**Given information**:
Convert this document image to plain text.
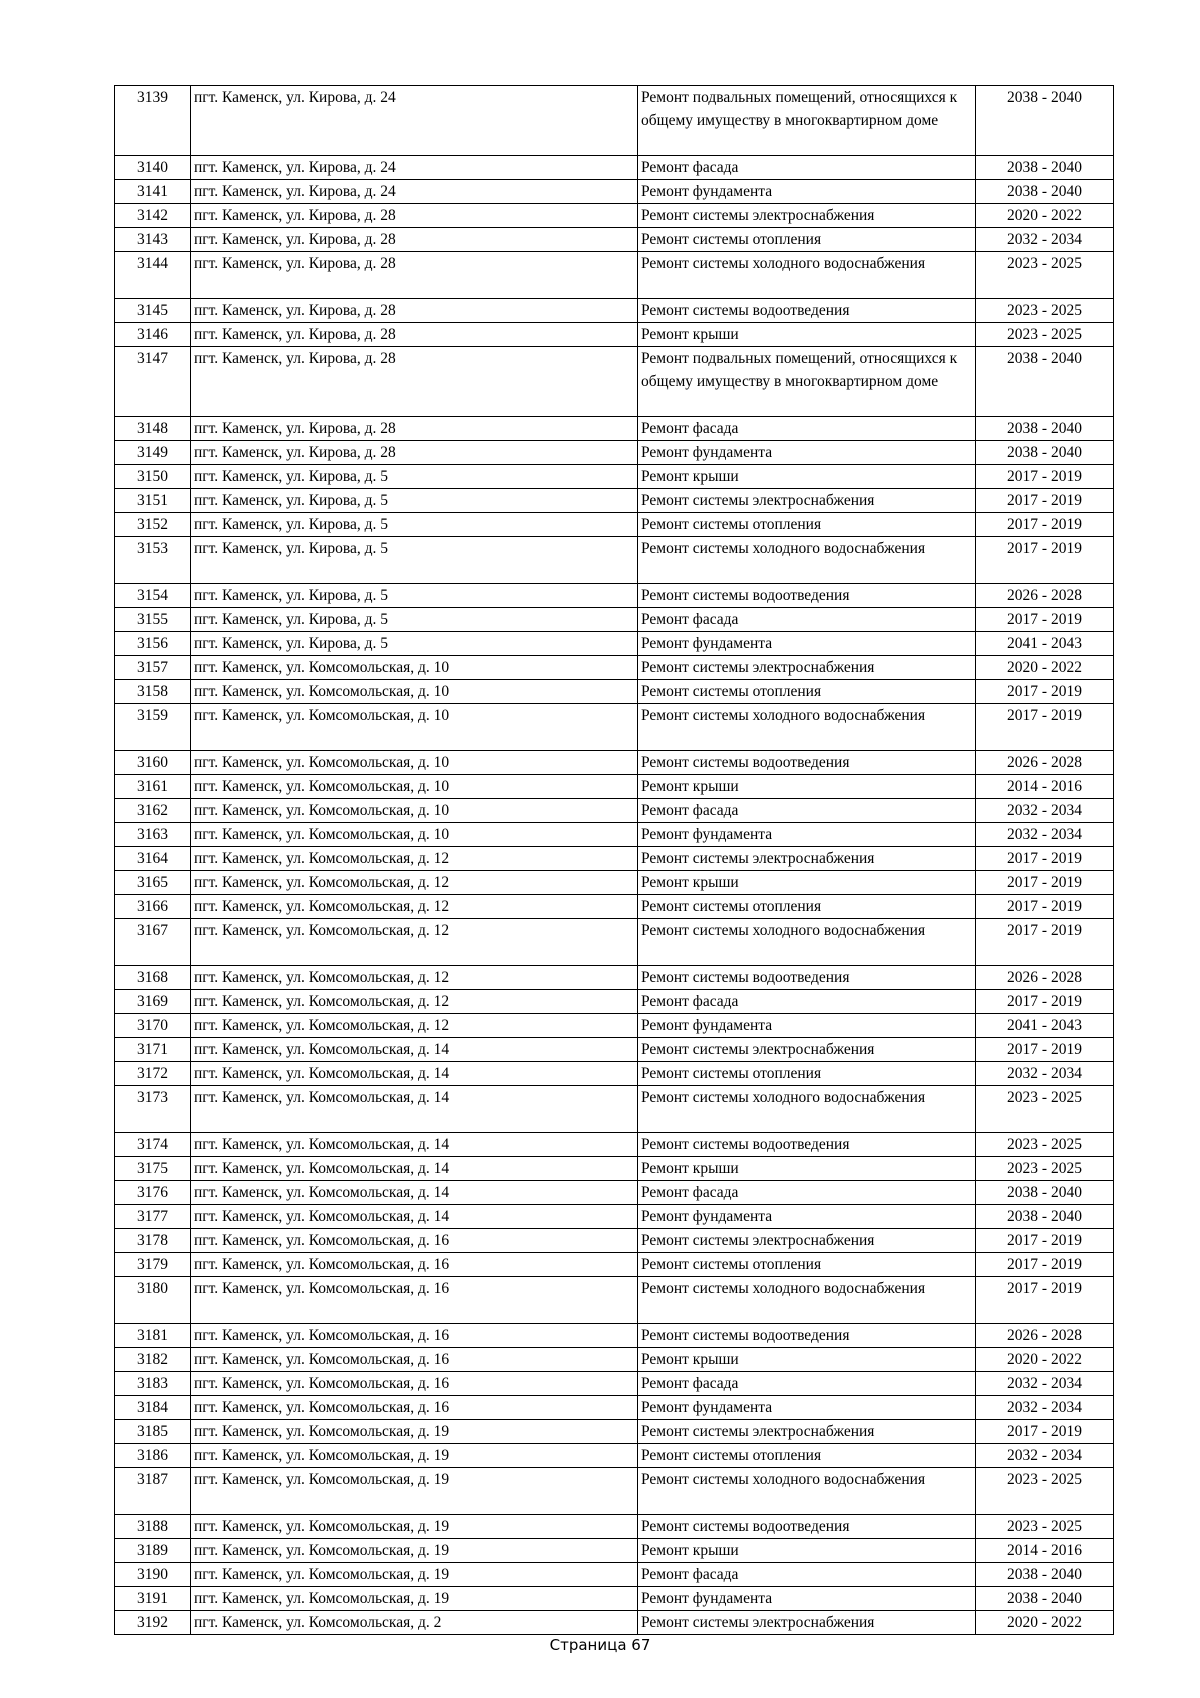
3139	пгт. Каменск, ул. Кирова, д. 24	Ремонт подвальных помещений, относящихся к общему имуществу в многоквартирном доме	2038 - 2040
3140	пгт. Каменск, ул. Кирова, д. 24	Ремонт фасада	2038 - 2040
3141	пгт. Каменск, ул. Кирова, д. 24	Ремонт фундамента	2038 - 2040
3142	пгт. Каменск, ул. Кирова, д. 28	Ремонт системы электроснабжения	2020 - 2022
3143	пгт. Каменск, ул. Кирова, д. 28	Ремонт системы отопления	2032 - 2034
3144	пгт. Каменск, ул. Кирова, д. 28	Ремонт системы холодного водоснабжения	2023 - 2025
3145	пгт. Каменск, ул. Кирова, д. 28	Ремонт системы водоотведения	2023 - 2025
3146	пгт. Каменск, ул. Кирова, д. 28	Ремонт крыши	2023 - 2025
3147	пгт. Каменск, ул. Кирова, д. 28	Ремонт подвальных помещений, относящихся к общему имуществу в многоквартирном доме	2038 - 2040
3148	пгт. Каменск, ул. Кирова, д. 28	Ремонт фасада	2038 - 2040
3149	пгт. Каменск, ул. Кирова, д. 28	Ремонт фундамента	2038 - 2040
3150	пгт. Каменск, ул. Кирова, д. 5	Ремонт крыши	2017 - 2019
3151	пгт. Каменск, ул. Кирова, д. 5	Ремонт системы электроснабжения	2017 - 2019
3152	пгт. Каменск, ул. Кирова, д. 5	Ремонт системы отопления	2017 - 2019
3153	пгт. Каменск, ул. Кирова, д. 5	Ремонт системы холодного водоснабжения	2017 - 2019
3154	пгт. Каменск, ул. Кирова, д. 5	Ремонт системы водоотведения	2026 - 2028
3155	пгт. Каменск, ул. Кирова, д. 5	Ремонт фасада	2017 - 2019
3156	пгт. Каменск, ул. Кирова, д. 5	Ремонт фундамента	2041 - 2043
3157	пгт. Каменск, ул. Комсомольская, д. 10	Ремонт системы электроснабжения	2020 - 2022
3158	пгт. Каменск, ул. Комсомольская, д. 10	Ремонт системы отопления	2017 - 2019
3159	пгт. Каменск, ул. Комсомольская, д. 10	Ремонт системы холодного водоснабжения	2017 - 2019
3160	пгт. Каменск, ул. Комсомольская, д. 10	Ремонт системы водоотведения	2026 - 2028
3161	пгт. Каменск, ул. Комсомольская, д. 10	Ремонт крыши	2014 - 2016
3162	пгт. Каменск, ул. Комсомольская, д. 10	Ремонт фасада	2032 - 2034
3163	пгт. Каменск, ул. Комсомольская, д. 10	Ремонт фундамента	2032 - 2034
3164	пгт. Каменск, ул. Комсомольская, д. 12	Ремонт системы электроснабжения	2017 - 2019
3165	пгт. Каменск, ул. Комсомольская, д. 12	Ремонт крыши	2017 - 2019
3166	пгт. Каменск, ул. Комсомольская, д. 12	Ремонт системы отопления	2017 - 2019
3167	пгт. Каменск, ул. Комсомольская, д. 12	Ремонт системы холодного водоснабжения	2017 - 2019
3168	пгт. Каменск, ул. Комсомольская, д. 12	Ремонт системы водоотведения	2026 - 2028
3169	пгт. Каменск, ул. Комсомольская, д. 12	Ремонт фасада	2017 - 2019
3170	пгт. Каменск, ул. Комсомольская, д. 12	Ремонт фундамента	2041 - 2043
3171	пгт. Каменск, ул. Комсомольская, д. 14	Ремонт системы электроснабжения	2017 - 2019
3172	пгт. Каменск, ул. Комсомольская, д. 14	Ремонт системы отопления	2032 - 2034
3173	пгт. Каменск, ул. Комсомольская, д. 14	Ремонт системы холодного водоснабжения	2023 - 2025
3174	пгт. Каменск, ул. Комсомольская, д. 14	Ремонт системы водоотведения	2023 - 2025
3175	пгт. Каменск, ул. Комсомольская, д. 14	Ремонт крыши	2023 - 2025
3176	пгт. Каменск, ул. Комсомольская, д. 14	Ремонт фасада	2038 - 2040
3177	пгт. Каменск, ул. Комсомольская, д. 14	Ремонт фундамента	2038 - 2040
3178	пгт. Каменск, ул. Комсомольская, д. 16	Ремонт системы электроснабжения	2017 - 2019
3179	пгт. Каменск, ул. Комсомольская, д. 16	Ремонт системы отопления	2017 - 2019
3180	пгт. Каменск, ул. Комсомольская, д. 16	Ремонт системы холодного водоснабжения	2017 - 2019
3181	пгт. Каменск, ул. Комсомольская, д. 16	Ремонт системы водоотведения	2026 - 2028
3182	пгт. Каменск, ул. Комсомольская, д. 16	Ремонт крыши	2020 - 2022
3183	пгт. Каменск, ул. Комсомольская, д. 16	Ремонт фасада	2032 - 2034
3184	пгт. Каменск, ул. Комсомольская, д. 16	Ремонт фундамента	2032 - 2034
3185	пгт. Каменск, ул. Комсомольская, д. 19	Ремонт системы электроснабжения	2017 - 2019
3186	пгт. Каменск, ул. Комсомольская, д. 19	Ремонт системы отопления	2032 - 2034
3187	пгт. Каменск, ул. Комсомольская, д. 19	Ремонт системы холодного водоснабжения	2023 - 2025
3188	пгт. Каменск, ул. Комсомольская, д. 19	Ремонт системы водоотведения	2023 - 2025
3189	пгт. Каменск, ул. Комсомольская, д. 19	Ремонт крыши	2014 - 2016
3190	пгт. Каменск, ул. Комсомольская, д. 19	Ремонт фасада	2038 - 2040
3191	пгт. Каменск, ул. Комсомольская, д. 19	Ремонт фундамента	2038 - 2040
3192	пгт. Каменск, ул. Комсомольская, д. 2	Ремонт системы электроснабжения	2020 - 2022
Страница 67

**What is being asked**: Images do not belong in the copy; reproduce all other parts of the records above verbatim.

**Exercise result**:
Convert this document image to plain text.
3139	пгт. Каменск, ул. Кирова, д. 24	Ремонт подвальных помещений, относящихся к общему имуществу в многоквартирном доме	2038 - 2040
3140	пгт. Каменск, ул. Кирова, д. 24	Ремонт фасада	2038 - 2040
3141	пгт. Каменск, ул. Кирова, д. 24	Ремонт фундамента	2038 - 2040
3142	пгт. Каменск, ул. Кирова, д. 28	Ремонт системы электроснабжения	2020 - 2022
3143	пгт. Каменск, ул. Кирова, д. 28	Ремонт системы отопления	2032 - 2034
3144	пгт. Каменск, ул. Кирова, д. 28	Ремонт системы холодного водоснабжения	2023 - 2025
3145	пгт. Каменск, ул. Кирова, д. 28	Ремонт системы водоотведения	2023 - 2025
3146	пгт. Каменск, ул. Кирова, д. 28	Ремонт крыши	2023 - 2025
3147	пгт. Каменск, ул. Кирова, д. 28	Ремонт подвальных помещений, относящихся к общему имуществу в многоквартирном доме	2038 - 2040
3148	пгт. Каменск, ул. Кирова, д. 28	Ремонт фасада	2038 - 2040
3149	пгт. Каменск, ул. Кирова, д. 28	Ремонт фундамента	2038 - 2040
3150	пгт. Каменск, ул. Кирова, д. 5	Ремонт крыши	2017 - 2019
3151	пгт. Каменск, ул. Кирова, д. 5	Ремонт системы электроснабжения	2017 - 2019
3152	пгт. Каменск, ул. Кирова, д. 5	Ремонт системы отопления	2017 - 2019
3153	пгт. Каменск, ул. Кирова, д. 5	Ремонт системы холодного водоснабжения	2017 - 2019
3154	пгт. Каменск, ул. Кирова, д. 5	Ремонт системы водоотведения	2026 - 2028
3155	пгт. Каменск, ул. Кирова, д. 5	Ремонт фасада	2017 - 2019
3156	пгт. Каменск, ул. Кирова, д. 5	Ремонт фундамента	2041 - 2043
3157	пгт. Каменск, ул. Комсомольская, д. 10	Ремонт системы электроснабжения	2020 - 2022
3158	пгт. Каменск, ул. Комсомольская, д. 10	Ремонт системы отопления	2017 - 2019
3159	пгт. Каменск, ул. Комсомольская, д. 10	Ремонт системы холодного водоснабжения	2017 - 2019
3160	пгт. Каменск, ул. Комсомольская, д. 10	Ремонт системы водоотведения	2026 - 2028
3161	пгт. Каменск, ул. Комсомольская, д. 10	Ремонт крыши	2014 - 2016
3162	пгт. Каменск, ул. Комсомольская, д. 10	Ремонт фасада	2032 - 2034
3163	пгт. Каменск, ул. Комсомольская, д. 10	Ремонт фундамента	2032 - 2034
3164	пгт. Каменск, ул. Комсомольская, д. 12	Ремонт системы электроснабжения	2017 - 2019
3165	пгт. Каменск, ул. Комсомольская, д. 12	Ремонт крыши	2017 - 2019
3166	пгт. Каменск, ул. Комсомольская, д. 12	Ремонт системы отопления	2017 - 2019
3167	пгт. Каменск, ул. Комсомольская, д. 12	Ремонт системы холодного водоснабжения	2017 - 2019
3168	пгт. Каменск, ул. Комсомольская, д. 12	Ремонт системы водоотведения	2026 - 2028
3169	пгт. Каменск, ул. Комсомольская, д. 12	Ремонт фасада	2017 - 2019
3170	пгт. Каменск, ул. Комсомольская, д. 12	Ремонт фундамента	2041 - 2043
3171	пгт. Каменск, ул. Комсомольская, д. 14	Ремонт системы электроснабжения	2017 - 2019
3172	пгт. Каменск, ул. Комсомольская, д. 14	Ремонт системы отопления	2032 - 2034
3173	пгт. Каменск, ул. Комсомольская, д. 14	Ремонт системы холодного водоснабжения	2023 - 2025
3174	пгт. Каменск, ул. Комсомольская, д. 14	Ремонт системы водоотведения	2023 - 2025
3175	пгт. Каменск, ул. Комсомольская, д. 14	Ремонт крыши	2023 - 2025
3176	пгт. Каменск, ул. Комсомольская, д. 14	Ремонт фасада	2038 - 2040
3177	пгт. Каменск, ул. Комсомольская, д. 14	Ремонт фундамента	2038 - 2040
3178	пгт. Каменск, ул. Комсомольская, д. 16	Ремонт системы электроснабжения	2017 - 2019
3179	пгт. Каменск, ул. Комсомольская, д. 16	Ремонт системы отопления	2017 - 2019
3180	пгт. Каменск, ул. Комсомольская, д. 16	Ремонт системы холодного водоснабжения	2017 - 2019
3181	пгт. Каменск, ул. Комсомольская, д. 16	Ремонт системы водоотведения	2026 - 2028
3182	пгт. Каменск, ул. Комсомольская, д. 16	Ремонт крыши	2020 - 2022
3183	пгт. Каменск, ул. Комсомольская, д. 16	Ремонт фасада	2032 - 2034
3184	пгт. Каменск, ул. Комсомольская, д. 16	Ремонт фундамента	2032 - 2034
3185	пгт. Каменск, ул. Комсомольская, д. 19	Ремонт системы электроснабжения	2017 - 2019
3186	пгт. Каменск, ул. Комсомольская, д. 19	Ремонт системы отопления	2032 - 2034
3187	пгт. Каменск, ул. Комсомольская, д. 19	Ремонт системы холодного водоснабжения	2023 - 2025
3188	пгт. Каменск, ул. Комсомольская, д. 19	Ремонт системы водоотведения	2023 - 2025
3189	пгт. Каменск, ул. Комсомольская, д. 19	Ремонт крыши	2014 - 2016
3190	пгт. Каменск, ул. Комсомольская, д. 19	Ремонт фасада	2038 - 2040
3191	пгт. Каменск, ул. Комсомольская, д. 19	Ремонт фундамента	2038 - 2040
3192	пгт. Каменск, ул. Комсомольская, д. 2	Ремонт системы электроснабжения	2020 - 2022
Страница 67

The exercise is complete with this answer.